Dataset items

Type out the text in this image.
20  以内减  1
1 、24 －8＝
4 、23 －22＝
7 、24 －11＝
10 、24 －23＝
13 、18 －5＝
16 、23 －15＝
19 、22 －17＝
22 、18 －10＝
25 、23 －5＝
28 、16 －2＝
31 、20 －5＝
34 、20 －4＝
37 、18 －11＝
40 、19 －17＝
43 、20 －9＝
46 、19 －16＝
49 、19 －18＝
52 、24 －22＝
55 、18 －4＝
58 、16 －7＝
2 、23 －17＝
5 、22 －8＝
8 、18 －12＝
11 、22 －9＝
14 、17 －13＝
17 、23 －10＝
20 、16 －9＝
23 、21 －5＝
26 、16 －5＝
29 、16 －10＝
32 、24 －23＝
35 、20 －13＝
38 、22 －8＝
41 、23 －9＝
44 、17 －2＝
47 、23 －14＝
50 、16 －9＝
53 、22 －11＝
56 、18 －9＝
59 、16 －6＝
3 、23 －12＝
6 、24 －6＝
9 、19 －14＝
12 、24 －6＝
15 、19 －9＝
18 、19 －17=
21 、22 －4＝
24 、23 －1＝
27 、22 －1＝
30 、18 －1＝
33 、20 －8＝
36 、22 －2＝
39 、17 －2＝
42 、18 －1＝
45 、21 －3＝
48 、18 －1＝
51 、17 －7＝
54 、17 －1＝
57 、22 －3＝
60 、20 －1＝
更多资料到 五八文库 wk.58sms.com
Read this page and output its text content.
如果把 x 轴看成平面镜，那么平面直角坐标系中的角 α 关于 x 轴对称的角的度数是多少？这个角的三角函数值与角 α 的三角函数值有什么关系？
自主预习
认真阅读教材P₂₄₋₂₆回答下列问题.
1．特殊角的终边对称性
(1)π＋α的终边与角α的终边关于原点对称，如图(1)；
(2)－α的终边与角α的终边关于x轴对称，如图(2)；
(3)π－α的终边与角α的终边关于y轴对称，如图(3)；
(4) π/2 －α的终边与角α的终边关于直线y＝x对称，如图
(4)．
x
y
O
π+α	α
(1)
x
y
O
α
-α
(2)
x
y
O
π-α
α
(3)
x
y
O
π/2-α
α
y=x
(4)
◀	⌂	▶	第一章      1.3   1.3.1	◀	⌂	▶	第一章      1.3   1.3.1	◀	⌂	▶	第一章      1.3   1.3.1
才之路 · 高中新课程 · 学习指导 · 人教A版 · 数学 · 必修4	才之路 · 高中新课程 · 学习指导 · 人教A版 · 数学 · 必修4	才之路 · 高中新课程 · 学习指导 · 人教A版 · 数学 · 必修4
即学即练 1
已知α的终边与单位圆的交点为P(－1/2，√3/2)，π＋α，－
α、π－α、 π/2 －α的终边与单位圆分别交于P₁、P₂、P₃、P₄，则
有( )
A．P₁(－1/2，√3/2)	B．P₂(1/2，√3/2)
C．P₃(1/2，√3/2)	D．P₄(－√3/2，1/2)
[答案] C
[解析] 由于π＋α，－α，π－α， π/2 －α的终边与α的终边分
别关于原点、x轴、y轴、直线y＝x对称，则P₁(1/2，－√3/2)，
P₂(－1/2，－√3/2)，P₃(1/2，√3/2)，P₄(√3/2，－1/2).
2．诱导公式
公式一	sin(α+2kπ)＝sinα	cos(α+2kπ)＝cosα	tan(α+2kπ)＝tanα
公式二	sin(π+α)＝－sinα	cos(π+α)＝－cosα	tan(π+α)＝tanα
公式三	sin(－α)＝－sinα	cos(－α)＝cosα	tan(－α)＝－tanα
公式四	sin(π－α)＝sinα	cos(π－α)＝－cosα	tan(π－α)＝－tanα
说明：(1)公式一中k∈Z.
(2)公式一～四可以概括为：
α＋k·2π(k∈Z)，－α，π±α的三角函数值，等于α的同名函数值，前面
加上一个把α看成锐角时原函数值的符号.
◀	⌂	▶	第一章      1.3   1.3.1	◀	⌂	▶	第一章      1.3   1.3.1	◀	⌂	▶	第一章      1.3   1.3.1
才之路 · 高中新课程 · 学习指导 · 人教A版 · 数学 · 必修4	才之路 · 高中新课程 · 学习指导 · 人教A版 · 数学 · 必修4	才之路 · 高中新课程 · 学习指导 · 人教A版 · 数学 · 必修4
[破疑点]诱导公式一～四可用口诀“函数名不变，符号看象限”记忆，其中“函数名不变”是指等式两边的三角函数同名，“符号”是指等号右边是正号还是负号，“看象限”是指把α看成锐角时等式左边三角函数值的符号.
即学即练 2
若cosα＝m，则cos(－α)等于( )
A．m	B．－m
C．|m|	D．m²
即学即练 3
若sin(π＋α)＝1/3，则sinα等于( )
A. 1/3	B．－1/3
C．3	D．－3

__Exercise__: Exactly reproduce every line of the records.

__Task output__:
Type out the text in this image.
20  以内减  1
1 、24 －8＝
4 、23 －22＝
7 、24 －11＝
10 、24 －23＝
13 、18 －5＝
16 、23 －15＝
19 、22 －17＝
22 、18 －10＝
25 、23 －5＝
28 、16 －2＝
31 、20 －5＝
34 、20 －4＝
37 、18 －11＝
40 、19 －17＝
43 、20 －9＝
46 、19 －16＝
49 、19 －18＝
52 、24 －22＝
55 、18 －4＝
58 、16 －7＝
2 、23 －17＝
5 、22 －8＝
8 、18 －12＝
11 、22 －9＝
14 、17 －13＝
17 、23 －10＝
20 、16 －9＝
23 、21 －5＝
26 、16 －5＝
29 、16 －10＝
32 、24 －23＝
35 、20 －13＝
38 、22 －8＝
41 、23 －9＝
44 、17 －2＝
47 、23 －14＝
50 、16 －9＝
53 、22 －11＝
56 、18 －9＝
59 、16 －6＝
3 、23 －12＝
6 、24 －6＝
9 、19 －14＝
12 、24 －6＝
15 、19 －9＝
18 、19 －17=
21 、22 －4＝
24 、23 －1＝
27 、22 －1＝
30 、18 －1＝
33 、20 －8＝
36 、22 －2＝
39 、17 －2＝
42 、18 －1＝
45 、21 －3＝
48 、18 －1＝
51 、17 －7＝
54 、17 －1＝
57 、22 －3＝
60 、20 －1＝
更多资料到 五八文库 wk.58sms.com
Read this page and output its text content.
如果把 x 轴看成平面镜，那么平面直角坐标系中的角 α 关于 x 轴对称的角的度数是多少？这个角的三角函数值与角 α 的三角函数值有什么关系？
自主预习
认真阅读教材P₂₄₋₂₆回答下列问题.
1．特殊角的终边对称性
(1)π＋α的终边与角α的终边关于原点对称，如图(1)；
(2)－α的终边与角α的终边关于x轴对称，如图(2)；
(3)π－α的终边与角α的终边关于y轴对称，如图(3)；
(4) π/2 －α的终边与角α的终边关于直线y＝x对称，如图
(4)．
x
y
O
π+α	α
(1)
x
y
O
α
-α
(2)
x
y
O
π-α
α
(3)
x
y
O
π/2-α
α
y=x
(4)
◀	⌂	▶	第一章      1.3   1.3.1	◀	⌂	▶	第一章      1.3   1.3.1	◀	⌂	▶	第一章      1.3   1.3.1
才之路 · 高中新课程 · 学习指导 · 人教A版 · 数学 · 必修4	才之路 · 高中新课程 · 学习指导 · 人教A版 · 数学 · 必修4	才之路 · 高中新课程 · 学习指导 · 人教A版 · 数学 · 必修4
即学即练 1
已知α的终边与单位圆的交点为P(－1/2，√3/2)，π＋α，－
α、π－α、 π/2 －α的终边与单位圆分别交于P₁、P₂、P₃、P₄，则
有( )
A．P₁(－1/2，√3/2)	B．P₂(1/2，√3/2)
C．P₃(1/2，√3/2)	D．P₄(－√3/2，1/2)
[答案] C
[解析] 由于π＋α，－α，π－α， π/2 －α的终边与α的终边分
别关于原点、x轴、y轴、直线y＝x对称，则P₁(1/2，－√3/2)，
P₂(－1/2，－√3/2)，P₃(1/2，√3/2)，P₄(√3/2，－1/2).
2．诱导公式
公式一	sin(α+2kπ)＝sinα	cos(α+2kπ)＝cosα	tan(α+2kπ)＝tanα
公式二	sin(π+α)＝－sinα	cos(π+α)＝－cosα	tan(π+α)＝tanα
公式三	sin(－α)＝－sinα	cos(－α)＝cosα	tan(－α)＝－tanα
公式四	sin(π－α)＝sinα	cos(π－α)＝－cosα	tan(π－α)＝－tanα
说明：(1)公式一中k∈Z.
(2)公式一～四可以概括为：
α＋k·2π(k∈Z)，－α，π±α的三角函数值，等于α的同名函数值，前面
加上一个把α看成锐角时原函数值的符号.
◀	⌂	▶	第一章      1.3   1.3.1	◀	⌂	▶	第一章      1.3   1.3.1	◀	⌂	▶	第一章      1.3   1.3.1
才之路 · 高中新课程 · 学习指导 · 人教A版 · 数学 · 必修4	才之路 · 高中新课程 · 学习指导 · 人教A版 · 数学 · 必修4	才之路 · 高中新课程 · 学习指导 · 人教A版 · 数学 · 必修4
[破疑点]诱导公式一～四可用口诀“函数名不变，符号看象限”记忆，其中“函数名不变”是指等式两边的三角函数同名，“符号”是指等号右边是正号还是负号，“看象限”是指把α看成锐角时等式左边三角函数值的符号.
即学即练 2
若cosα＝m，则cos(－α)等于( )
A．m	B．－m
C．|m|	D．m²
即学即练 3
若sin(π＋α)＝1/3，则sinα等于( )
A. 1/3	B．－1/3
C．3	D．－3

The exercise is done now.